Page excerpt -
--*--
Hi,
I wonder if anyone could help me solve this problem.
I have a certain dataset of n-tuples x=(x_1,x_2,x_3,...,x_d). I want
to efficiently repeatedly select 'rectangles' in this dataset. i.e. I
want all points which lie within x_low=(xlow_1, xlow_2, .... xlow_d)
x_hi=(xhi_1,xhi_2,... xhi_d).

In 1d (i.e. I just have 1-tuples) it's not a problem:
-first store the data in an array or vector etc.
-sort the array.

-whenever I want a region do a binary search for x_low, x_hi (O(log N)
where N is the size of dataset)

How do I extend this to selecting in 2 or  more dimensions?
The only extension I can think of is not very good:

-first sort the data based on the first position in the n-tuple (xA<xB
if xA_1<xB_1)
--*--
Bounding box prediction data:
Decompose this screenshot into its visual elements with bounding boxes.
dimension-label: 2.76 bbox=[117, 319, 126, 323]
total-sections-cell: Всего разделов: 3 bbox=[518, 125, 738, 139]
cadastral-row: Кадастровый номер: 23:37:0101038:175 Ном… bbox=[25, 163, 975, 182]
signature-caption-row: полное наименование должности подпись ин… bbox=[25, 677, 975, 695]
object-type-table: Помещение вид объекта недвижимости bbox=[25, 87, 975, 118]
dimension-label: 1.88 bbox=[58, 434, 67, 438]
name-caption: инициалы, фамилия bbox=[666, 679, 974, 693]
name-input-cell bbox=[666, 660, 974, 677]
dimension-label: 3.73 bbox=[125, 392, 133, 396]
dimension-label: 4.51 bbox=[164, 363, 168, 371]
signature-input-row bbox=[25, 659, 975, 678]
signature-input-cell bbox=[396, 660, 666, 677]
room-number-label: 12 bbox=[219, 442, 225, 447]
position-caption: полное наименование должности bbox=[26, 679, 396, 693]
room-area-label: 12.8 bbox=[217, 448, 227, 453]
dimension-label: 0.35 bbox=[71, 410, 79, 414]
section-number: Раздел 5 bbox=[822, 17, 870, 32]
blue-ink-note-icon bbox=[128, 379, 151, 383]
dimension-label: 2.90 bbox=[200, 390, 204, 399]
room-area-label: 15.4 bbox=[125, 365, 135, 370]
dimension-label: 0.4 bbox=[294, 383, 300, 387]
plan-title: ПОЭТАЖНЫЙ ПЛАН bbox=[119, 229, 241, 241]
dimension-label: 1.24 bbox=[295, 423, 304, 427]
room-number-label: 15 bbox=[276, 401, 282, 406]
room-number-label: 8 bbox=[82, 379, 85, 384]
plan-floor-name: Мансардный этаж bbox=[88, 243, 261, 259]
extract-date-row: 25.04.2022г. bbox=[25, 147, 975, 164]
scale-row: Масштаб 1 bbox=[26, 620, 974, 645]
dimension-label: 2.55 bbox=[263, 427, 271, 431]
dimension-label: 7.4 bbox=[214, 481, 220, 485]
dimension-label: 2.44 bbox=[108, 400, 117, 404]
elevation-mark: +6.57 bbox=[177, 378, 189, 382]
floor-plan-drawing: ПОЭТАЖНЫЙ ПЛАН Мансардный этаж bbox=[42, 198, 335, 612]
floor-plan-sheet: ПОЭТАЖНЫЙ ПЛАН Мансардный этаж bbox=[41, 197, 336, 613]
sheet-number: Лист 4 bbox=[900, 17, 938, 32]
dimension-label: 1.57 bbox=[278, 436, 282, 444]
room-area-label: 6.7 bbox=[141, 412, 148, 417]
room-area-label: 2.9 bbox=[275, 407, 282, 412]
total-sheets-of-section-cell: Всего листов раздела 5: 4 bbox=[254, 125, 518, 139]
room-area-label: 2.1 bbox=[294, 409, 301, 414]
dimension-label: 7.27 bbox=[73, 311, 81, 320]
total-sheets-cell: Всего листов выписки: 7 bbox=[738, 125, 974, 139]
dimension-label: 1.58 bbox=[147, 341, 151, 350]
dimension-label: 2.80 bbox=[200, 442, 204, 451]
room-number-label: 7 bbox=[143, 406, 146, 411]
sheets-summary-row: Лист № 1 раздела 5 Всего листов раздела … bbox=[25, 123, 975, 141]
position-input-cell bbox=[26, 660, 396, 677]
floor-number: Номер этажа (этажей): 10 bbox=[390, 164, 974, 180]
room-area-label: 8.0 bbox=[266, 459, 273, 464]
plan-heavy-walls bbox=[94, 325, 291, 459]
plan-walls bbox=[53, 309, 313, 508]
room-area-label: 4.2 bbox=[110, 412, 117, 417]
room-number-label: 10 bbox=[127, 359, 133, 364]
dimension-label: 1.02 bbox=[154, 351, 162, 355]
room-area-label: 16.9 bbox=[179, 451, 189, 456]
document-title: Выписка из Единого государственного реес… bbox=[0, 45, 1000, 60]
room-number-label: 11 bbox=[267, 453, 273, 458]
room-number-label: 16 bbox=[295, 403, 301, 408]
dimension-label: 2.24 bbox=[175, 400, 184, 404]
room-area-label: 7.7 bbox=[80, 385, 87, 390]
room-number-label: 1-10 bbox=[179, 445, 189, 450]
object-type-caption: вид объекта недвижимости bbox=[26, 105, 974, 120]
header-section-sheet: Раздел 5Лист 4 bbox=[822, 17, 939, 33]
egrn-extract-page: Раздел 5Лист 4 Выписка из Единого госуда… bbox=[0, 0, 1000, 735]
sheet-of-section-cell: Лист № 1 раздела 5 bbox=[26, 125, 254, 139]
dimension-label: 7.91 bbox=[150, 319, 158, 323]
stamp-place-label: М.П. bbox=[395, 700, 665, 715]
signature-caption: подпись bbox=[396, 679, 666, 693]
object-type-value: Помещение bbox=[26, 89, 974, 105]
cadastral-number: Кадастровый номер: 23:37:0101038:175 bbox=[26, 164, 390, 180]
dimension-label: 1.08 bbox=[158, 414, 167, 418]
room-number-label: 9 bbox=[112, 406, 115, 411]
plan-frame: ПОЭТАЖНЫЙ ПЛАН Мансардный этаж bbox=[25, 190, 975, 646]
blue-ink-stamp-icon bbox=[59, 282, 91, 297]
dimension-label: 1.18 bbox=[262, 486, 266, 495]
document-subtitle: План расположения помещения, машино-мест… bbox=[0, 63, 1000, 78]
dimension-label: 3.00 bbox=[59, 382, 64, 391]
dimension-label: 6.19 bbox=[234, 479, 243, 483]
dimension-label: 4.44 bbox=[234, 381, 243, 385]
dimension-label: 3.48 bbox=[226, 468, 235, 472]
--*--
Task set -
**a.** Copy out the part of the range-search post between "How do I extend" and "if xA_1<xB_1)", inclusive.
**b.** Write what comes next in the range-search post, picking up right after its last sentence.
The lines have nothing to do with what you're asked to do here.

Answers below -
**a.**
How do I extend this to selecting in 2 or  more dimensions?
The only extension I can think of is not very good:

-first sort the data based on the first position in the n-tuple (xA<xB
if xA_1<xB_1)

**b.**
-whenever I want data within a rectangle I do a binary search based on
the first entry in the ntuple and select a 'band' in the data i.e all
points with x_1 such that: xlow_1<x_1<xhi_1.
-than I iterate through this band linearly and keep only the points
with x_k such that: xlow_k<x_k<xhi_k.

Selecting a rectangle is O(log N * M) where M is the number of
datapoints in the 'band'.
Anyone know of anything better?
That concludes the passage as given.